*** DATA ***

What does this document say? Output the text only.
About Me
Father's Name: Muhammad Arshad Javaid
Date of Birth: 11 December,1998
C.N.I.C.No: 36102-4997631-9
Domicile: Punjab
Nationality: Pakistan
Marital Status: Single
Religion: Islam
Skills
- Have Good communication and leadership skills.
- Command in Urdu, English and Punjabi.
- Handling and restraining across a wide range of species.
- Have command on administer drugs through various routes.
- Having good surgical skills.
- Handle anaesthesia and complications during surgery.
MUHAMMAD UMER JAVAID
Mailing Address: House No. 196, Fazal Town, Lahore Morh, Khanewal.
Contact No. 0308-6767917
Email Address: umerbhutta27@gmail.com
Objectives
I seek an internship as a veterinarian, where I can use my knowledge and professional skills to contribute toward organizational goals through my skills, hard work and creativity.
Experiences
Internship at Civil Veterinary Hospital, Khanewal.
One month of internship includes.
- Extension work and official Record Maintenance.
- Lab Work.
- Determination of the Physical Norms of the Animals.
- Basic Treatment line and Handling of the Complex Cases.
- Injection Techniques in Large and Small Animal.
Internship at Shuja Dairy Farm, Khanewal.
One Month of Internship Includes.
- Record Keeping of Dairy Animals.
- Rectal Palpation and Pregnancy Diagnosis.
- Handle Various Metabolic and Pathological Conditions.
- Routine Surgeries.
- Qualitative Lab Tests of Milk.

***
*** DATA ***

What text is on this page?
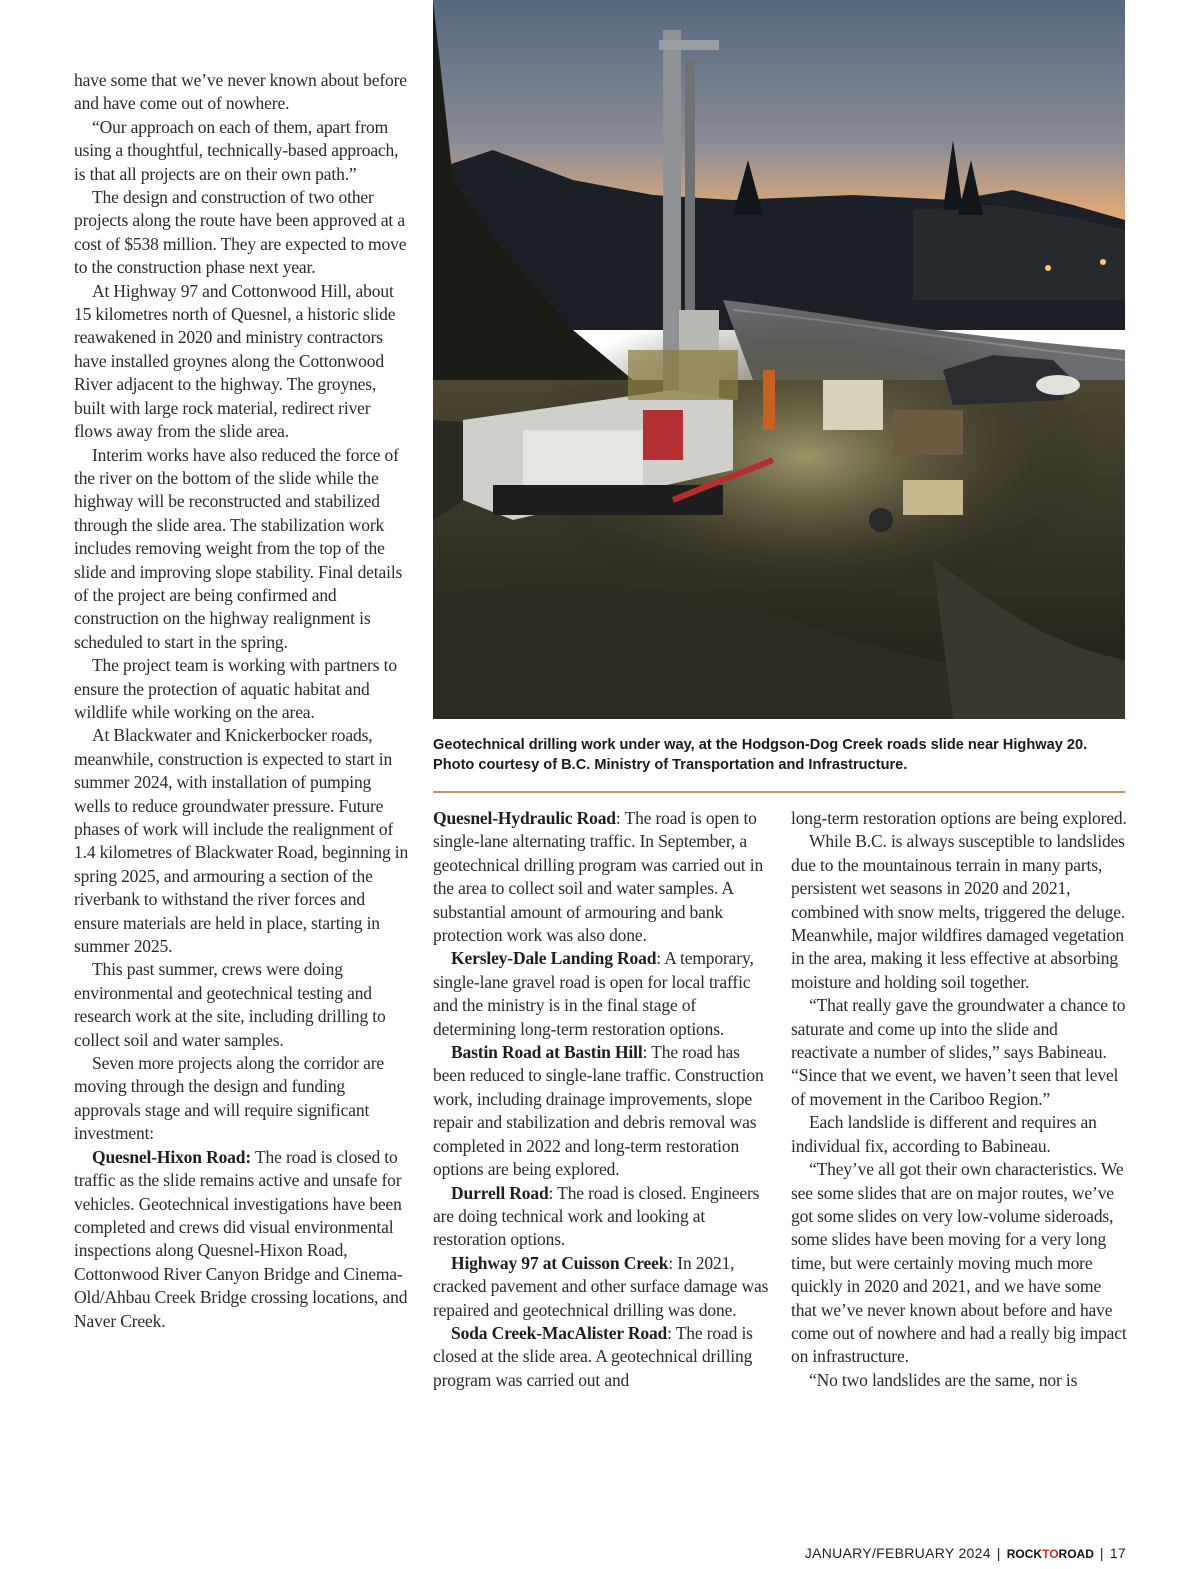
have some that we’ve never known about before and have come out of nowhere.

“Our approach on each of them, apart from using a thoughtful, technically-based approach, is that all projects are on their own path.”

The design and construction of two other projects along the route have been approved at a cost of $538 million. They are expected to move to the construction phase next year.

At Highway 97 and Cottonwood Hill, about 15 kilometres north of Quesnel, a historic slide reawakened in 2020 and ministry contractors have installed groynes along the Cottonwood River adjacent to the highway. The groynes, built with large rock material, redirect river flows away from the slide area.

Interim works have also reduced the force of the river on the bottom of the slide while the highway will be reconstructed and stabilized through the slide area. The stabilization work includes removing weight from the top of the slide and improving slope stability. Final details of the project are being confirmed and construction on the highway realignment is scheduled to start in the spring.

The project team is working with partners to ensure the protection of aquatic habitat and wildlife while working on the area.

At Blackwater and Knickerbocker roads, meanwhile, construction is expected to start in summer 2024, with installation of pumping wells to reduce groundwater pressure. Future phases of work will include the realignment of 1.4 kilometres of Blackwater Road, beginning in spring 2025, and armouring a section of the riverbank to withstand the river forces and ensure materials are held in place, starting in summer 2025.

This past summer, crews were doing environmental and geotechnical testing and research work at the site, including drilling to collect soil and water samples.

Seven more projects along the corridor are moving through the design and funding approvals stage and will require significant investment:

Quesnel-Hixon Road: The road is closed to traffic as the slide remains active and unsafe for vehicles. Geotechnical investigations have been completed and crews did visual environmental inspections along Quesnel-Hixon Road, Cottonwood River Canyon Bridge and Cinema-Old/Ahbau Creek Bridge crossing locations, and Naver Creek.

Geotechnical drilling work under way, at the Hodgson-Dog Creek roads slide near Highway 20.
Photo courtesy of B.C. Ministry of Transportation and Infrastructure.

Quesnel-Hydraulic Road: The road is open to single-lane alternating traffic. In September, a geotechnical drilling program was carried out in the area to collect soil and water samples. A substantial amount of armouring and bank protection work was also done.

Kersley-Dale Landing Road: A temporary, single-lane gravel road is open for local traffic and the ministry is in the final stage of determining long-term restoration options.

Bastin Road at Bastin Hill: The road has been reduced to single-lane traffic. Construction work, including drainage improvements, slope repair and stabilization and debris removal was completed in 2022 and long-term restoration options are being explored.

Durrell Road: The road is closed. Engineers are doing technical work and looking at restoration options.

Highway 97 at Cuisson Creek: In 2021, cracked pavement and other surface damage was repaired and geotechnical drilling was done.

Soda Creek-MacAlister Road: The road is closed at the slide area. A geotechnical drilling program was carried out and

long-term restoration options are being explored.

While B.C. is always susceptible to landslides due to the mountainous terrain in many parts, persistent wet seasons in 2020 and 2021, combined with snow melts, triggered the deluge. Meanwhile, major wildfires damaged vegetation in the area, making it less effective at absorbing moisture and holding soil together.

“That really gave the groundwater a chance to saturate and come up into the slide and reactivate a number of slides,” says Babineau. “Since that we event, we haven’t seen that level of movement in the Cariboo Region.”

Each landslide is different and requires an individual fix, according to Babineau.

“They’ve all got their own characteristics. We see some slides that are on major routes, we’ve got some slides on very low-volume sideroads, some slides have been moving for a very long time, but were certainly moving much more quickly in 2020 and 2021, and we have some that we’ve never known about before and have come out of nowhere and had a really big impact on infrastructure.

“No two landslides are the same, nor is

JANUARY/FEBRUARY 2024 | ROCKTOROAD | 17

***

• WRITTEN EXERCISE: Copy whichever lines in the listing above contain the word "environmental".

• FULL OUTPUT:
This past summer, crews were doing environmental and geotechnical testing and research work at the site, including drilling to collect soil and water samples.
Quesnel-Hixon Road: The road is closed to traffic as the slide remains active and unsafe for vehicles. Geotechnical investigations have been completed and crews did visual environmental inspections along Quesnel-Hixon Road, Cottonwood River Canyon Bridge and Cinema-Old/Ahbau Creek Bridge crossing locations, and Naver Creek.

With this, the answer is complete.